# Task details
Repeat all entries exactly.

--- START OF Information supplied ---

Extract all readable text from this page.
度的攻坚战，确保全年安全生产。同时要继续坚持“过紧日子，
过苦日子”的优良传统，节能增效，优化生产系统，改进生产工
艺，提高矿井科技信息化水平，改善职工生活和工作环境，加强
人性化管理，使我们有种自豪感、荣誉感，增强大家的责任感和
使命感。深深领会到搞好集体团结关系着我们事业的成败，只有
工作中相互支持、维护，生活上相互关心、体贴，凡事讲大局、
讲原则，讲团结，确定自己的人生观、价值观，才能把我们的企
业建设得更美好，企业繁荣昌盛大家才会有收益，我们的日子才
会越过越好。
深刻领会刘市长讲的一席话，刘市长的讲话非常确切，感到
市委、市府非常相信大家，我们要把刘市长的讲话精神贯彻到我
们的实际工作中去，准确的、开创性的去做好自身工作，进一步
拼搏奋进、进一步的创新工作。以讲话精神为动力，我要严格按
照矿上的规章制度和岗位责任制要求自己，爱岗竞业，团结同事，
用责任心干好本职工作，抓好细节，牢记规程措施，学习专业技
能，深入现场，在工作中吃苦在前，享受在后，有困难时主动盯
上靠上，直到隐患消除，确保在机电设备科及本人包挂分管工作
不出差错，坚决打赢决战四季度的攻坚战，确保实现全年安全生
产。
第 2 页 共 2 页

--- END OF Information supplied ---

# Response
Extract all readable text from this page.
度的攻坚战，确保全年安全生产。同时要继续坚持“过紧日子，
过苦日子”的优良传统，节能增效，优化生产系统，改进生产工
艺，提高矿井科技信息化水平，改善职工生活和工作环境，加强
人性化管理，使我们有种自豪感、荣誉感，增强大家的责任感和
使命感。深深领会到搞好集体团结关系着我们事业的成败，只有
工作中相互支持、维护，生活上相互关心、体贴，凡事讲大局、
讲原则，讲团结，确定自己的人生观、价值观，才能把我们的企
业建设得更美好，企业繁荣昌盛大家才会有收益，我们的日子才
会越过越好。
深刻领会刘市长讲的一席话，刘市长的讲话非常确切，感到
市委、市府非常相信大家，我们要把刘市长的讲话精神贯彻到我
们的实际工作中去，准确的、开创性的去做好自身工作，进一步
拼搏奋进、进一步的创新工作。以讲话精神为动力，我要严格按
照矿上的规章制度和岗位责任制要求自己，爱岗竞业，团结同事，
用责任心干好本职工作，抓好细节，牢记规程措施，学习专业技
能，深入现场，在工作中吃苦在前，享受在后，有困难时主动盯
上靠上，直到隐患消除，确保在机电设备科及本人包挂分管工作
不出差错，坚决打赢决战四季度的攻坚战，确保实现全年安全生
产。
第 2 页 共 2 页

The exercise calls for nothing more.